» **What is being asked**:
Quote all entries exactly, leaving pictures aside.

» **Extracted data**:
□ □ □ □ □ □ □
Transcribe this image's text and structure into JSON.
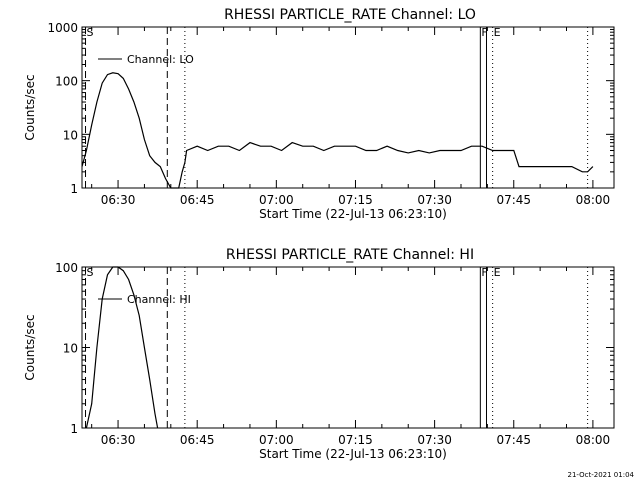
{
  "footer": {
    "timestamp": "21-Oct-2021 01:04"
  },
  "chart_data": [
    {
      "type": "line",
      "title": "RHESSI PARTICLE_RATE Channel: LO",
      "xlabel": "Start Time (22-Jul-13 06:23:10)",
      "ylabel": "Counts/sec",
      "yscale": "log",
      "ylim": [
        1,
        1000
      ],
      "xlim": [
        "06:23:10",
        "08:04:00"
      ],
      "x_ticks": [
        "06:30",
        "06:45",
        "07:00",
        "07:15",
        "07:30",
        "07:45",
        "08:00"
      ],
      "y_ticks": [
        "1",
        "10",
        "100",
        "1000"
      ],
      "legend": {
        "label": "Channel: LO",
        "placement": "top-left"
      },
      "markers": [
        {
          "label": "S",
          "time": "06:23:50",
          "style": "dashed"
        },
        {
          "label": "",
          "time": "06:39:20",
          "style": "dashed"
        },
        {
          "label": "",
          "time": "06:42:40",
          "style": "dotted"
        },
        {
          "label": "F",
          "time": "07:38:40",
          "style": "solid"
        },
        {
          "label": "",
          "time": "07:39:50",
          "style": "solid"
        },
        {
          "label": "E",
          "time": "07:41:00",
          "style": "dotted"
        },
        {
          "label": "",
          "time": "07:59:00",
          "style": "dotted"
        }
      ],
      "series": [
        {
          "name": "Channel: LO",
          "x": [
            "06:23:10",
            "06:24:00",
            "06:25:00",
            "06:26:00",
            "06:27:00",
            "06:28:00",
            "06:29:00",
            "06:30:00",
            "06:31:00",
            "06:32:00",
            "06:33:00",
            "06:34:00",
            "06:35:00",
            "06:36:00",
            "06:37:00",
            "06:38:00",
            "06:39:00",
            "06:40:00",
            "06:40:40",
            "06:41:30",
            "06:42:10",
            "06:42:40",
            "06:43:00",
            "06:45:00",
            "06:47:00",
            "06:49:00",
            "06:51:00",
            "06:53:00",
            "06:55:00",
            "06:57:00",
            "06:59:00",
            "07:01:00",
            "07:03:00",
            "07:05:00",
            "07:07:00",
            "07:09:00",
            "07:11:00",
            "07:13:00",
            "07:15:00",
            "07:17:00",
            "07:19:00",
            "07:21:00",
            "07:23:00",
            "07:25:00",
            "07:27:00",
            "07:29:00",
            "07:31:00",
            "07:33:00",
            "07:35:00",
            "07:37:00",
            "07:39:00",
            "07:41:00",
            "07:43:00",
            "07:44:00",
            "07:45:00",
            "07:46:00",
            "07:48:00",
            "07:50:00",
            "07:52:00",
            "07:54:00",
            "07:56:00",
            "07:58:00",
            "07:59:00",
            "08:00:00"
          ],
          "y": [
            2.5,
            5,
            15,
            40,
            90,
            130,
            140,
            135,
            110,
            70,
            40,
            20,
            8,
            4,
            3,
            2.5,
            1.5,
            1,
            1,
            1,
            2,
            3,
            5,
            6,
            5,
            6,
            6,
            5,
            7,
            6,
            6,
            5,
            7,
            6,
            6,
            5,
            6,
            6,
            6,
            5,
            5,
            6,
            5,
            4.5,
            5,
            4.5,
            5,
            5,
            5,
            6,
            6,
            5,
            5,
            5,
            5,
            2.5,
            2.5,
            2.5,
            2.5,
            2.5,
            2.5,
            2,
            2,
            2.5
          ]
        }
      ]
    },
    {
      "type": "line",
      "title": "RHESSI PARTICLE_RATE Channel: HI",
      "xlabel": "Start Time (22-Jul-13 06:23:10)",
      "ylabel": "Counts/sec",
      "yscale": "log",
      "ylim": [
        1,
        100
      ],
      "xlim": [
        "06:23:10",
        "08:04:00"
      ],
      "x_ticks": [
        "06:30",
        "06:45",
        "07:00",
        "07:15",
        "07:30",
        "07:45",
        "08:00"
      ],
      "y_ticks": [
        "1",
        "10",
        "100"
      ],
      "legend": {
        "label": "Channel: HI",
        "placement": "top-left"
      },
      "markers": [
        {
          "label": "S",
          "time": "06:23:50",
          "style": "dashed"
        },
        {
          "label": "",
          "time": "06:39:20",
          "style": "dashed"
        },
        {
          "label": "",
          "time": "06:42:40",
          "style": "dotted"
        },
        {
          "label": "F",
          "time": "07:38:40",
          "style": "solid"
        },
        {
          "label": "",
          "time": "07:39:50",
          "style": "solid"
        },
        {
          "label": "E",
          "time": "07:41:00",
          "style": "dotted"
        },
        {
          "label": "",
          "time": "07:59:00",
          "style": "dotted"
        }
      ],
      "series": [
        {
          "name": "Channel: HI",
          "x": [
            "06:24:00",
            "06:25:00",
            "06:26:00",
            "06:27:00",
            "06:28:00",
            "06:29:00",
            "06:30:00",
            "06:31:00",
            "06:32:00",
            "06:33:00",
            "06:34:00",
            "06:35:00",
            "06:36:00",
            "06:37:00",
            "06:37:30"
          ],
          "y": [
            1,
            2,
            10,
            40,
            80,
            100,
            100,
            90,
            70,
            45,
            25,
            10,
            4,
            1.5,
            1
          ]
        }
      ]
    }
  ]
}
□ □ □ □ □ □ □
» **Worked answer**:
Transcribe this image's text and structure into JSON.
{
  "footer": {
    "timestamp": "21-Oct-2021 01:04"
  },
  "chart_data": [
    {
      "type": "line",
      "title": "RHESSI PARTICLE_RATE Channel: LO",
      "xlabel": "Start Time (22-Jul-13 06:23:10)",
      "ylabel": "Counts/sec",
      "yscale": "log",
      "ylim": [
        1,
        1000
      ],
      "xlim": [
        "06:23:10",
        "08:04:00"
      ],
      "x_ticks": [
        "06:30",
        "06:45",
        "07:00",
        "07:15",
        "07:30",
        "07:45",
        "08:00"
      ],
      "y_ticks": [
        "1",
        "10",
        "100",
        "1000"
      ],
      "legend": {
        "label": "Channel: LO",
        "placement": "top-left"
      },
      "markers": [
        {
          "label": "S",
          "time": "06:23:50",
          "style": "dashed"
        },
        {
          "label": "",
          "time": "06:39:20",
          "style": "dashed"
        },
        {
          "label": "",
          "time": "06:42:40",
          "style": "dotted"
        },
        {
          "label": "F",
          "time": "07:38:40",
          "style": "solid"
        },
        {
          "label": "",
          "time": "07:39:50",
          "style": "solid"
        },
        {
          "label": "E",
          "time": "07:41:00",
          "style": "dotted"
        },
        {
          "label": "",
          "time": "07:59:00",
          "style": "dotted"
        }
      ],
      "series": [
        {
          "name": "Channel: LO",
          "x": [
            "06:23:10",
            "06:24:00",
            "06:25:00",
            "06:26:00",
            "06:27:00",
            "06:28:00",
            "06:29:00",
            "06:30:00",
            "06:31:00",
            "06:32:00",
            "06:33:00",
            "06:34:00",
            "06:35:00",
            "06:36:00",
            "06:37:00",
            "06:38:00",
            "06:39:00",
            "06:40:00",
            "06:40:40",
            "06:41:30",
            "06:42:10",
            "06:42:40",
            "06:43:00",
            "06:45:00",
            "06:47:00",
            "06:49:00",
            "06:51:00",
            "06:53:00",
            "06:55:00",
            "06:57:00",
            "06:59:00",
            "07:01:00",
            "07:03:00",
            "07:05:00",
            "07:07:00",
            "07:09:00",
            "07:11:00",
            "07:13:00",
            "07:15:00",
            "07:17:00",
            "07:19:00",
            "07:21:00",
            "07:23:00",
            "07:25:00",
            "07:27:00",
            "07:29:00",
            "07:31:00",
            "07:33:00",
            "07:35:00",
            "07:37:00",
            "07:39:00",
            "07:41:00",
            "07:43:00",
            "07:44:00",
            "07:45:00",
            "07:46:00",
            "07:48:00",
            "07:50:00",
            "07:52:00",
            "07:54:00",
            "07:56:00",
            "07:58:00",
            "07:59:00",
            "08:00:00"
          ],
          "y": [
            2.5,
            5,
            15,
            40,
            90,
            130,
            140,
            135,
            110,
            70,
            40,
            20,
            8,
            4,
            3,
            2.5,
            1.5,
            1,
            1,
            1,
            2,
            3,
            5,
            6,
            5,
            6,
            6,
            5,
            7,
            6,
            6,
            5,
            7,
            6,
            6,
            5,
            6,
            6,
            6,
            5,
            5,
            6,
            5,
            4.5,
            5,
            4.5,
            5,
            5,
            5,
            6,
            6,
            5,
            5,
            5,
            5,
            2.5,
            2.5,
            2.5,
            2.5,
            2.5,
            2.5,
            2,
            2,
            2.5
          ]
        }
      ]
    },
    {
      "type": "line",
      "title": "RHESSI PARTICLE_RATE Channel: HI",
      "xlabel": "Start Time (22-Jul-13 06:23:10)",
      "ylabel": "Counts/sec",
      "yscale": "log",
      "ylim": [
        1,
        100
      ],
      "xlim": [
        "06:23:10",
        "08:04:00"
      ],
      "x_ticks": [
        "06:30",
        "06:45",
        "07:00",
        "07:15",
        "07:30",
        "07:45",
        "08:00"
      ],
      "y_ticks": [
        "1",
        "10",
        "100"
      ],
      "legend": {
        "label": "Channel: HI",
        "placement": "top-left"
      },
      "markers": [
        {
          "label": "S",
          "time": "06:23:50",
          "style": "dashed"
        },
        {
          "label": "",
          "time": "06:39:20",
          "style": "dashed"
        },
        {
          "label": "",
          "time": "06:42:40",
          "style": "dotted"
        },
        {
          "label": "F",
          "time": "07:38:40",
          "style": "solid"
        },
        {
          "label": "",
          "time": "07:39:50",
          "style": "solid"
        },
        {
          "label": "E",
          "time": "07:41:00",
          "style": "dotted"
        },
        {
          "label": "",
          "time": "07:59:00",
          "style": "dotted"
        }
      ],
      "series": [
        {
          "name": "Channel: HI",
          "x": [
            "06:24:00",
            "06:25:00",
            "06:26:00",
            "06:27:00",
            "06:28:00",
            "06:29:00",
            "06:30:00",
            "06:31:00",
            "06:32:00",
            "06:33:00",
            "06:34:00",
            "06:35:00",
            "06:36:00",
            "06:37:00",
            "06:37:30"
          ],
          "y": [
            1,
            2,
            10,
            40,
            80,
            100,
            100,
            90,
            70,
            45,
            25,
            10,
            4,
            1.5,
            1
          ]
        }
      ]
    }
  ]
}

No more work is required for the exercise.